» **Written task**: Repeat each entry as written and leave the images out of the copy.

» **Data supplied**:
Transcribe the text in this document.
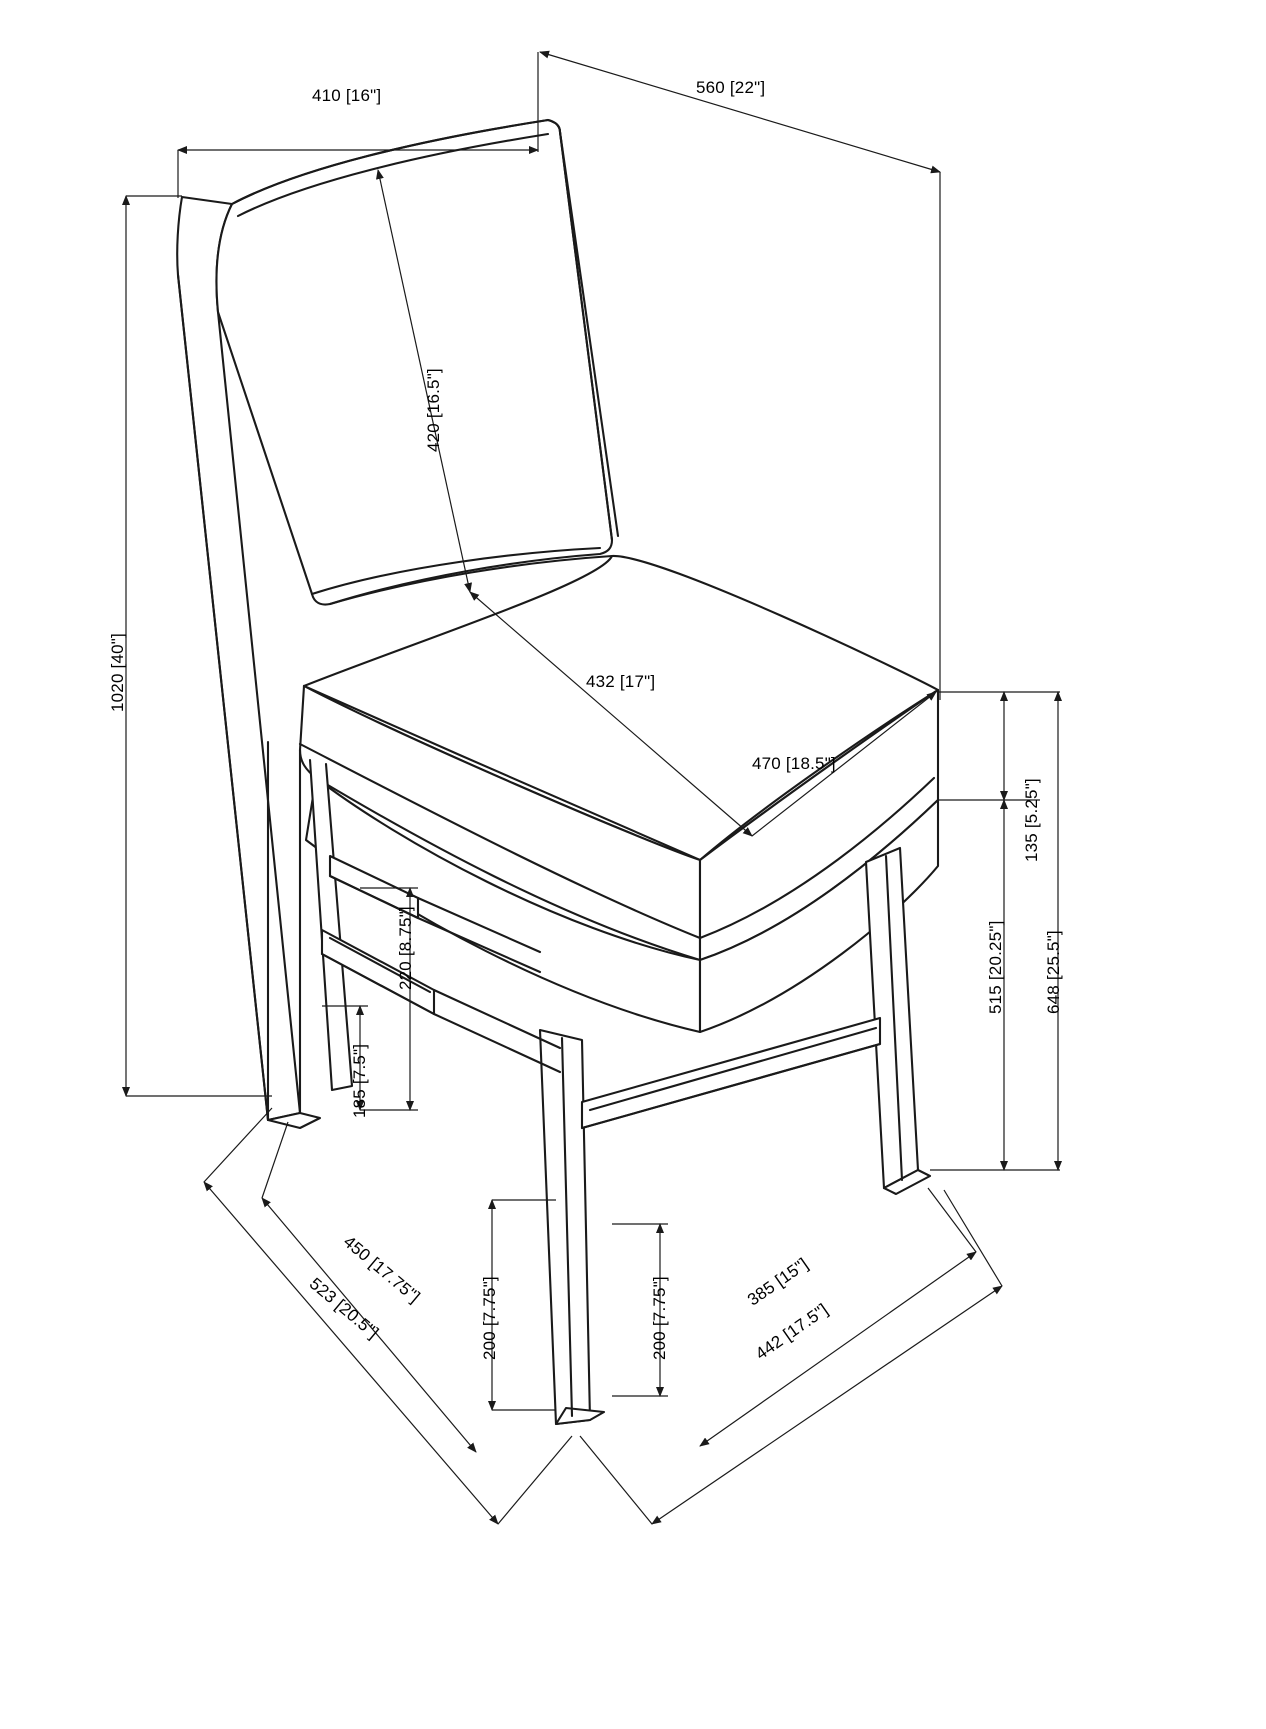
410 [16"]	560 [22"]
420 [16.5"]
1020 [40"]	432 [17"]
470 [18.5"]
135 [5.25"]
515 [20.25"] 648 [25.5"]
220 [8.75"]
185 [7.5"]
450 [17.75"]
523 [20.5"]	200 [7.75"]	200 [7.75"]	385 [15"]
442 [17.5"]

» **The reply**:
Transcribe the text in this document.
410 [16"]	560 [22"]
420 [16.5"]
1020 [40"]	432 [17"]
470 [18.5"]
135 [5.25"]
515 [20.25"] 648 [25.5"]
220 [8.75"]
185 [7.5"]
450 [17.75"]
523 [20.5"]	200 [7.75"]	200 [7.75"]	385 [15"]
442 [17.5"]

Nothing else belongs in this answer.